**Saved data entries**
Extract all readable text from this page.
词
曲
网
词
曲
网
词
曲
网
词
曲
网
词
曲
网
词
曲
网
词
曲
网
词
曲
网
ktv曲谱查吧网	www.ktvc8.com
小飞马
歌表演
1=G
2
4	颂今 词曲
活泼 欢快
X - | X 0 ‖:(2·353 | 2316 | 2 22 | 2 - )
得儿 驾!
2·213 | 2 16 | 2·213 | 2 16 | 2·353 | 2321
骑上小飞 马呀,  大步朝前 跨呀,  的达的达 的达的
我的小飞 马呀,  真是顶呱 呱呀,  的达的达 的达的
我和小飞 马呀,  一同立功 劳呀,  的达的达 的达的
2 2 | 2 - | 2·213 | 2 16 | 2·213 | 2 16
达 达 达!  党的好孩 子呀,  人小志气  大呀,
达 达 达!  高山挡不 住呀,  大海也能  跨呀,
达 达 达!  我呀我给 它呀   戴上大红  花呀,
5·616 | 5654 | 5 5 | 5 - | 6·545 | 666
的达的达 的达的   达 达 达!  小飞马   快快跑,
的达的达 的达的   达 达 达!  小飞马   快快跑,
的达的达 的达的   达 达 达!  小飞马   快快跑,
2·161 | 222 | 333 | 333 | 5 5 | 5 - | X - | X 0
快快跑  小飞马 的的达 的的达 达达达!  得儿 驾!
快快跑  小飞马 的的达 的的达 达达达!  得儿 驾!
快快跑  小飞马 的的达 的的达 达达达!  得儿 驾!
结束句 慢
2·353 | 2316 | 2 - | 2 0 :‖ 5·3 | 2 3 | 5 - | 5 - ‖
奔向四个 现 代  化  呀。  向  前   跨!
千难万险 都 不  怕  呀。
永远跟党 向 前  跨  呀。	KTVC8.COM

**Exercise directions**
Using the material above, print every entry exactly as written.

**Output**
Extract all readable text from this page.
词
曲
网
词
曲
网
词
曲
网
词
曲
网
词
曲
网
词
曲
网
词
曲
网
词
曲
网
ktv曲谱查吧网	www.ktvc8.com
小飞马
歌表演
1=G
2
4	颂今 词曲
活泼 欢快
X - | X 0 ‖:(2·353 | 2316 | 2 22 | 2 - )
得儿 驾!
2·213 | 2 16 | 2·213 | 2 16 | 2·353 | 2321
骑上小飞 马呀,  大步朝前 跨呀,  的达的达 的达的
我的小飞 马呀,  真是顶呱 呱呀,  的达的达 的达的
我和小飞 马呀,  一同立功 劳呀,  的达的达 的达的
2 2 | 2 - | 2·213 | 2 16 | 2·213 | 2 16
达 达 达!  党的好孩 子呀,  人小志气  大呀,
达 达 达!  高山挡不 住呀,  大海也能  跨呀,
达 达 达!  我呀我给 它呀   戴上大红  花呀,
5·616 | 5654 | 5 5 | 5 - | 6·545 | 666
的达的达 的达的   达 达 达!  小飞马   快快跑,
的达的达 的达的   达 达 达!  小飞马   快快跑,
的达的达 的达的   达 达 达!  小飞马   快快跑,
2·161 | 222 | 333 | 333 | 5 5 | 5 - | X - | X 0
快快跑  小飞马 的的达 的的达 达达达!  得儿 驾!
快快跑  小飞马 的的达 的的达 达达达!  得儿 驾!
快快跑  小飞马 的的达 的的达 达达达!  得儿 驾!
结束句 慢
2·353 | 2316 | 2 - | 2 0 :‖ 5·3 | 2 3 | 5 - | 5 - ‖
奔向四个 现 代  化  呀。  向  前   跨!
千难万险 都 不  怕  呀。
永远跟党 向 前  跨  呀。	KTVC8.COM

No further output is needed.